[Layout coordinate data]

◆ ◆ ◆ ◆ ◆

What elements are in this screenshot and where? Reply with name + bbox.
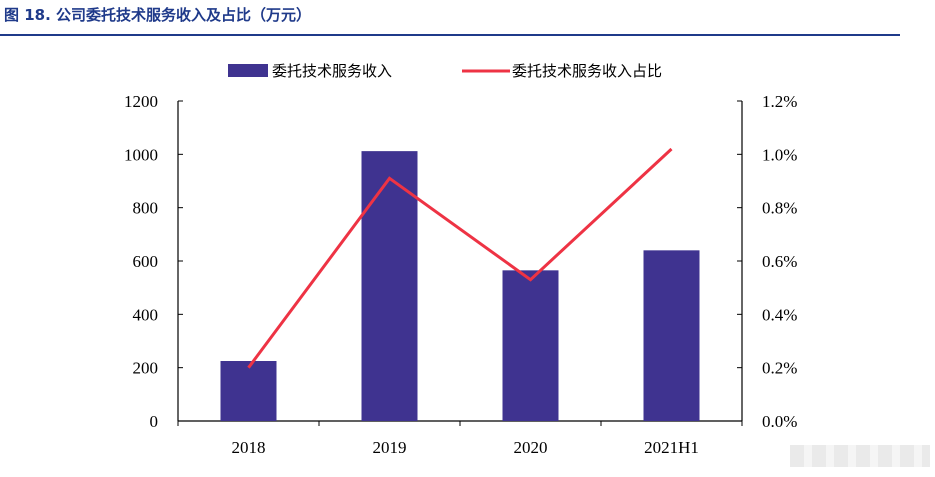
left-tick-label: 1000 [124,145,158,164]
line-path [247,147,673,369]
right-tick-label: 0.0% [762,412,797,431]
x-tick-label: 2018 [232,438,266,457]
legend: 委托技术服务收入 委托技术服务收入占比 [228,62,662,80]
x-tick-label: 2021H1 [644,438,699,457]
bar [361,151,418,421]
x-tick-label: 2019 [373,438,407,457]
right-tick-label: 0.2% [762,359,797,378]
right-tick-label: 0.6% [762,252,797,271]
left-tick-label: 1200 [124,92,158,111]
figure-title: 图 18. 公司委托技术服务收入及占比（万元） [4,6,312,24]
bar [643,250,700,421]
bar-series [220,151,700,421]
watermark [790,445,930,467]
right-tick-label: 1.0% [762,145,797,164]
legend-line-label: 委托技术服务收入占比 [512,62,662,80]
left-tick-label: 800 [133,199,159,218]
right-tick-label: 0.4% [762,305,797,324]
x-tick-label: 2020 [514,438,548,457]
right-tick-label: 1.2% [762,92,797,111]
bar [502,270,559,421]
line-series [247,147,673,369]
left-tick-label: 400 [133,305,159,324]
legend-bar-swatch [228,64,268,77]
right-tick-label: 0.8% [762,199,797,218]
legend-bar-label: 委托技术服务收入 [272,62,392,80]
bar [220,361,277,421]
left-tick-label: 600 [133,252,159,271]
left-tick-label: 0 [150,412,159,431]
title-divider [0,34,900,36]
left-tick-label: 200 [133,359,159,378]
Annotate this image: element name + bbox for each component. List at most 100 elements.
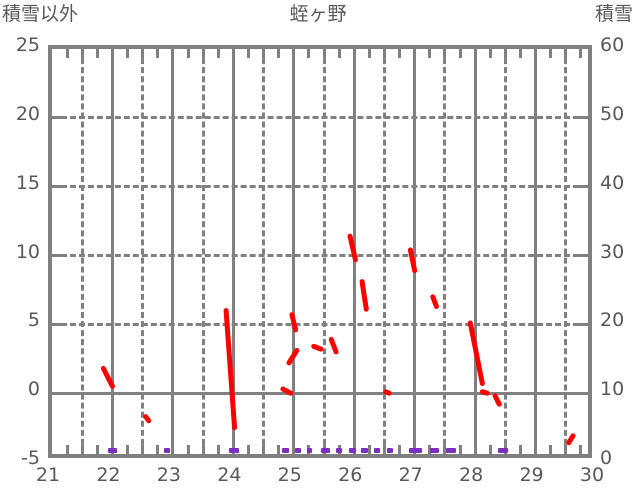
axis-tickmark	[156, 445, 160, 454]
data-segment	[566, 433, 576, 446]
axis-tickmark	[579, 445, 583, 454]
axis-tickmark	[458, 445, 462, 454]
axis-tickmark	[216, 49, 220, 58]
axis-tickmark	[186, 445, 190, 454]
axis-tickmark	[488, 445, 492, 454]
axis-tickmark	[156, 49, 160, 58]
axis-tickmark	[126, 445, 130, 454]
snow-depth-mark	[229, 448, 240, 453]
y-axis-right-tick-label: 20	[600, 309, 625, 332]
x-axis-tick-label: 22	[96, 464, 121, 486]
axis-tickmark	[80, 445, 84, 454]
right-axis-header: 積雪	[594, 3, 633, 25]
left-axis-header: 積雪以外	[2, 3, 79, 25]
y-axis-left-tick-label: 15	[15, 171, 40, 194]
snow-depth-mark	[163, 448, 170, 453]
axis-tickmark	[579, 391, 588, 395]
data-segment	[383, 389, 392, 396]
axis-tickmark	[262, 445, 266, 454]
data-segment	[359, 279, 369, 312]
data-segment	[407, 247, 418, 274]
axis-tickmark	[534, 445, 538, 454]
y-axis-left-tick-label: 5	[27, 309, 40, 332]
vgridline-minor	[382, 49, 386, 454]
y-axis-right-tick-label: 40	[600, 171, 625, 194]
vgridline-minor	[503, 49, 507, 454]
axis-tickmark	[246, 445, 250, 454]
axis-tickmark	[110, 49, 114, 58]
axis-tickmark	[579, 49, 583, 58]
y-axis-right-tick-label: 30	[600, 240, 625, 263]
data-segment	[492, 393, 502, 407]
snow-depth-mark	[374, 448, 380, 453]
snow-depth-mark	[281, 448, 289, 453]
y-axis-left-tick-label: 20	[15, 102, 40, 125]
data-segment	[479, 389, 490, 396]
axis-tickmark	[367, 445, 371, 454]
series-precipitation-other-than-snow	[100, 233, 576, 446]
plot-area	[48, 45, 592, 458]
axis-tickmark	[443, 445, 447, 454]
vgridline-major	[473, 49, 477, 454]
hgridline	[52, 322, 588, 326]
snow-depth-mark	[387, 448, 394, 453]
axis-tickmark	[186, 49, 190, 58]
data-segment	[143, 414, 152, 424]
axis-tickmark	[579, 322, 588, 326]
hgridline	[52, 116, 588, 120]
y-axis-right-tick-label: 0	[600, 447, 613, 469]
axis-tickmark	[52, 185, 61, 189]
axis-tickmark	[473, 49, 477, 58]
axis-tickmark	[382, 49, 386, 58]
vgridline-minor	[262, 49, 266, 454]
axis-tickmark	[65, 49, 69, 58]
data-segment	[289, 312, 299, 333]
axis-tickmark	[216, 445, 220, 454]
axis-tickmark	[52, 116, 61, 120]
axis-tickmark	[352, 49, 356, 58]
x-axis-tick-label: 21	[35, 464, 61, 486]
axis-tickmark	[534, 49, 538, 58]
y-axis-left-tick-label: 25	[15, 34, 40, 56]
y-axis-right-tick-label: 60	[600, 34, 625, 56]
axis-tickmark	[564, 49, 568, 58]
axis-tickmark	[277, 49, 281, 58]
axis-tickmark	[503, 49, 507, 58]
vgridline-minor	[201, 49, 205, 454]
axis-tickmark	[201, 445, 205, 454]
vgridline-major	[534, 49, 538, 454]
hgridline	[52, 254, 588, 257]
axis-tickmark	[428, 49, 432, 58]
axis-tickmark	[52, 391, 61, 395]
axis-tickmark	[443, 49, 447, 58]
axis-tickmark	[126, 49, 130, 58]
vgridline-minor	[141, 49, 145, 454]
axis-tickmark	[488, 49, 492, 58]
x-axis-tick-label: 29	[519, 464, 544, 486]
x-axis-tick-label: 26	[338, 464, 363, 486]
axis-tickmark	[367, 49, 371, 58]
axis-tickmark	[322, 49, 326, 58]
axis-tickmark	[564, 445, 568, 454]
vgridline-major	[231, 49, 235, 454]
axis-tickmark	[579, 185, 588, 189]
y-axis-left-tick-label: 10	[15, 240, 40, 263]
data-segment	[430, 294, 439, 309]
axis-tickmark	[95, 445, 99, 454]
data-segment	[286, 347, 300, 366]
snow-depth-mark	[361, 448, 368, 453]
vgridline-major	[110, 49, 114, 454]
axis-tickmark	[337, 49, 341, 58]
axis-tickmark	[52, 322, 61, 326]
axis-tickmark	[52, 254, 61, 257]
hgridline	[52, 185, 588, 189]
axis-tickmark	[171, 49, 175, 58]
axis-tickmark	[458, 49, 462, 58]
axis-tickmark	[80, 49, 84, 58]
axis-tickmark	[141, 445, 145, 454]
axis-tickmark	[307, 49, 311, 58]
data-segment	[223, 308, 238, 431]
x-axis-tick-label: 23	[156, 464, 181, 486]
axis-tickmark	[65, 445, 69, 454]
axis-tickmark	[141, 49, 145, 58]
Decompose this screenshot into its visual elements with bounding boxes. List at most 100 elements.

◆ ◆ ◆ ◆ ◆

◆ WORK TO BE COMPLETED: Could you reproduce all of the data above line for line, omitting the pictures?

◆ SOLUTION TO THE EXERCISE:
What elements are in this screenshot and where? Reply with name + bbox.
left-tick-label: 1000 [124,145,158,164]
line-path [247,147,673,369]
right-tick-label: 0.0% [762,412,797,431]
x-tick-label: 2018 [232,438,266,457]
legend: 委托技术服务收入 委托技术服务收入占比 [228,62,662,80]
x-tick-label: 2021H1 [644,438,699,457]
bar [361,151,418,421]
x-tick-label: 2019 [373,438,407,457]
right-tick-label: 0.2% [762,359,797,378]
right-tick-label: 0.6% [762,252,797,271]
left-tick-label: 1200 [124,92,158,111]
figure-title: 图 18. 公司委托技术服务收入及占比（万元） [4,6,312,24]
bar [643,250,700,421]
bar-series [220,151,700,421]
watermark [790,445,930,467]
right-tick-label: 1.0% [762,145,797,164]
legend-line-label: 委托技术服务收入占比 [512,62,662,80]
left-tick-label: 800 [133,199,159,218]
right-tick-label: 0.4% [762,305,797,324]
x-tick-label: 2020 [514,438,548,457]
right-tick-label: 1.2% [762,92,797,111]
bar [502,270,559,421]
line-series [247,147,673,369]
left-tick-label: 400 [133,305,159,324]
legend-bar-swatch [228,64,268,77]
right-tick-label: 0.8% [762,199,797,218]
legend-bar-label: 委托技术服务收入 [272,62,392,80]
bar [220,361,277,421]
left-tick-label: 600 [133,252,159,271]
left-tick-label: 0 [150,412,159,431]
title-divider [0,34,900,36]
left-tick-label: 200 [133,359,159,378]
Annotate this image: element name + bbox for each component. List at most 100 elements.
axis-tickmark	[156, 445, 160, 454]
data-segment	[566, 433, 576, 446]
axis-tickmark	[579, 445, 583, 454]
axis-tickmark	[458, 445, 462, 454]
axis-tickmark	[216, 49, 220, 58]
axis-tickmark	[186, 445, 190, 454]
axis-tickmark	[488, 445, 492, 454]
axis-tickmark	[156, 49, 160, 58]
axis-tickmark	[126, 445, 130, 454]
snow-depth-mark	[229, 448, 240, 453]
y-axis-right-tick-label: 20	[600, 309, 625, 332]
x-axis-tick-label: 22	[96, 464, 121, 486]
axis-tickmark	[80, 445, 84, 454]
right-axis-header: 積雪	[594, 3, 633, 25]
left-axis-header: 積雪以外	[2, 3, 79, 25]
y-axis-left-tick-label: 15	[15, 171, 40, 194]
snow-depth-mark	[163, 448, 170, 453]
axis-tickmark	[579, 391, 588, 395]
data-segment	[383, 389, 392, 396]
axis-tickmark	[262, 445, 266, 454]
data-segment	[359, 279, 369, 312]
data-segment	[407, 247, 418, 274]
axis-tickmark	[534, 445, 538, 454]
y-axis-left-tick-label: 5	[27, 309, 40, 332]
vgridline-minor	[382, 49, 386, 454]
y-axis-right-tick-label: 40	[600, 171, 625, 194]
vgridline-minor	[503, 49, 507, 454]
axis-tickmark	[246, 445, 250, 454]
axis-tickmark	[110, 49, 114, 58]
axis-tickmark	[579, 49, 583, 58]
y-axis-right-tick-label: 30	[600, 240, 625, 263]
data-segment	[492, 393, 502, 407]
snow-depth-mark	[374, 448, 380, 453]
snow-depth-mark	[281, 448, 289, 453]
y-axis-left-tick-label: 20	[15, 102, 40, 125]
data-segment	[479, 389, 490, 396]
axis-tickmark	[367, 445, 371, 454]
series-precipitation-other-than-snow	[100, 233, 576, 446]
plot-area	[48, 45, 592, 458]
axis-tickmark	[443, 445, 447, 454]
vgridline-major	[473, 49, 477, 454]
hgridline	[52, 322, 588, 326]
snow-depth-mark	[387, 448, 394, 453]
axis-tickmark	[186, 49, 190, 58]
data-segment	[143, 414, 152, 424]
axis-tickmark	[579, 322, 588, 326]
hgridline	[52, 116, 588, 120]
y-axis-right-tick-label: 0	[600, 447, 613, 469]
axis-tickmark	[52, 185, 61, 189]
axis-tickmark	[473, 49, 477, 58]
axis-tickmark	[382, 49, 386, 58]
vgridline-minor	[262, 49, 266, 454]
axis-tickmark	[65, 49, 69, 58]
data-segment	[289, 312, 299, 333]
axis-tickmark	[216, 445, 220, 454]
axis-tickmark	[52, 116, 61, 120]
axis-tickmark	[352, 49, 356, 58]
x-axis-tick-label: 21	[35, 464, 61, 486]
axis-tickmark	[534, 49, 538, 58]
y-axis-left-tick-label: 25	[15, 34, 40, 56]
y-axis-right-tick-label: 60	[600, 34, 625, 56]
axis-tickmark	[564, 49, 568, 58]
axis-tickmark	[277, 49, 281, 58]
axis-tickmark	[503, 49, 507, 58]
vgridline-minor	[201, 49, 205, 454]
axis-tickmark	[201, 445, 205, 454]
vgridline-major	[534, 49, 538, 454]
hgridline	[52, 254, 588, 257]
axis-tickmark	[428, 49, 432, 58]
axis-tickmark	[52, 391, 61, 395]
axis-tickmark	[443, 49, 447, 58]
axis-tickmark	[126, 49, 130, 58]
vgridline-minor	[141, 49, 145, 454]
axis-tickmark	[488, 49, 492, 58]
x-axis-tick-label: 29	[519, 464, 544, 486]
x-axis-tick-label: 26	[338, 464, 363, 486]
axis-tickmark	[367, 49, 371, 58]
axis-tickmark	[322, 49, 326, 58]
axis-tickmark	[564, 445, 568, 454]
vgridline-major	[231, 49, 235, 454]
axis-tickmark	[579, 185, 588, 189]
y-axis-left-tick-label: 10	[15, 240, 40, 263]
data-segment	[430, 294, 439, 309]
axis-tickmark	[95, 445, 99, 454]
data-segment	[286, 347, 300, 366]
snow-depth-mark	[361, 448, 368, 453]
vgridline-major	[110, 49, 114, 454]
axis-tickmark	[337, 49, 341, 58]
axis-tickmark	[52, 322, 61, 326]
axis-tickmark	[52, 254, 61, 257]
hgridline	[52, 185, 588, 189]
axis-tickmark	[171, 49, 175, 58]
axis-tickmark	[458, 49, 462, 58]
axis-tickmark	[80, 49, 84, 58]
axis-tickmark	[141, 445, 145, 454]
axis-tickmark	[307, 49, 311, 58]
data-segment	[223, 308, 238, 431]
x-axis-tick-label: 23	[156, 464, 181, 486]
axis-tickmark	[65, 445, 69, 454]
axis-tickmark	[141, 49, 145, 58]
Decompose this screenshot into its visual elements with bounding boxes. List at most 100 elements.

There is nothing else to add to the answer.